→ **Given exercise**: Determine which lines of the records include the word "ylabel", and copy them.

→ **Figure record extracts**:
◇ ◇ ◇ ◇

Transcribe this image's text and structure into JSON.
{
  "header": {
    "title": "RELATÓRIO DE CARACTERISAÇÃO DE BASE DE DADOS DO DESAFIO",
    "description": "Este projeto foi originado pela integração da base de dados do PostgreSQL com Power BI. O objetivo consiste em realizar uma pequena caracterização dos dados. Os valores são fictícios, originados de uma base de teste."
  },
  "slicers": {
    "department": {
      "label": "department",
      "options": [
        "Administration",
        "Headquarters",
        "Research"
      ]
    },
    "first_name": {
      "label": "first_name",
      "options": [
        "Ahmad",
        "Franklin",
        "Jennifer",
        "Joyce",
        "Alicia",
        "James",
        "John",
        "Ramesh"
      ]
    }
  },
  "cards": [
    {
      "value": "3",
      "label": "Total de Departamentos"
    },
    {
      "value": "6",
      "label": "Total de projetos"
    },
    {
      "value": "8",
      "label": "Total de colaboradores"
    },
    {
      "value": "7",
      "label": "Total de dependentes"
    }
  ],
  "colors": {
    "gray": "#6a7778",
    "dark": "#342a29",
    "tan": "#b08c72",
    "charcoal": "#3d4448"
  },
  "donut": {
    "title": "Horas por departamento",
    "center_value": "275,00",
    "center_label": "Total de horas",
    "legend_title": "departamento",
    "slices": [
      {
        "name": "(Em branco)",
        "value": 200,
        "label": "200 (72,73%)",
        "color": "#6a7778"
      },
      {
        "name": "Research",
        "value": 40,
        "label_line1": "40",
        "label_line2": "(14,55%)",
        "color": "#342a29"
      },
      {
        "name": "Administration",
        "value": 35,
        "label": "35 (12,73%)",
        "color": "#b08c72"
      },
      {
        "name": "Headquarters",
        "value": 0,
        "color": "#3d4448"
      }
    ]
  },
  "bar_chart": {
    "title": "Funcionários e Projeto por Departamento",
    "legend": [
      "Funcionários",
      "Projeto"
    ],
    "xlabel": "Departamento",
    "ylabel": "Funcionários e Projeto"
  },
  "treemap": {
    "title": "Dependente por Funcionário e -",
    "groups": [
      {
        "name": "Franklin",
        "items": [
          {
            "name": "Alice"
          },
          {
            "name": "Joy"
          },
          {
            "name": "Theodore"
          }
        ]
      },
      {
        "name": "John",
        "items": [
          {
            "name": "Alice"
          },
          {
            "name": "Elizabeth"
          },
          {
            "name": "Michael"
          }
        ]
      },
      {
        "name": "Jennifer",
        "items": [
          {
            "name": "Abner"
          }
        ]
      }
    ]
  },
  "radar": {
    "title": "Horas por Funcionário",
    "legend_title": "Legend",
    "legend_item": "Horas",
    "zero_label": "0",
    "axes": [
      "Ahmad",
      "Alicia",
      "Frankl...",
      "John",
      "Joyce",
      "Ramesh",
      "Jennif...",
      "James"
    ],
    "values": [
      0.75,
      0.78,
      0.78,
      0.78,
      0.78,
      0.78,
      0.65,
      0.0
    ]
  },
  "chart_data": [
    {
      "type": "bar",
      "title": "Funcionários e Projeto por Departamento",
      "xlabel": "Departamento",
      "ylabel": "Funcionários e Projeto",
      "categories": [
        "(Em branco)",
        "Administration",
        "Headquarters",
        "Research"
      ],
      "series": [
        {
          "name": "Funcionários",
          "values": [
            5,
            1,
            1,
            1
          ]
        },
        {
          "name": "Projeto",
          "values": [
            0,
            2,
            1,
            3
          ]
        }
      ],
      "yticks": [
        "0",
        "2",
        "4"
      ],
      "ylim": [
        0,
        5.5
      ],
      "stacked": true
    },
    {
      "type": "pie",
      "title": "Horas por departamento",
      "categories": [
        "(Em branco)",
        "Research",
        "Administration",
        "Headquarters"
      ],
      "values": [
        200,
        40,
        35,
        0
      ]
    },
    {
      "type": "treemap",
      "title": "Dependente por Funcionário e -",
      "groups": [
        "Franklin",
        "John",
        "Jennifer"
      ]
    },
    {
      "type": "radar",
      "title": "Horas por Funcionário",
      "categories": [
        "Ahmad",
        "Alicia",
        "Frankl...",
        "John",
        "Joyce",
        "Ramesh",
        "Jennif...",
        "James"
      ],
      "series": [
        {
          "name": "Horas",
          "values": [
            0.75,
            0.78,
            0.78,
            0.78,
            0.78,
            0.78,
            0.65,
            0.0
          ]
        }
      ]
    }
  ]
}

◇ ◇ ◇ ◇

→ **Result of this exercise**:
    "ylabel": "Funcionários e Projeto"
      "ylabel": "Funcionários e Projeto",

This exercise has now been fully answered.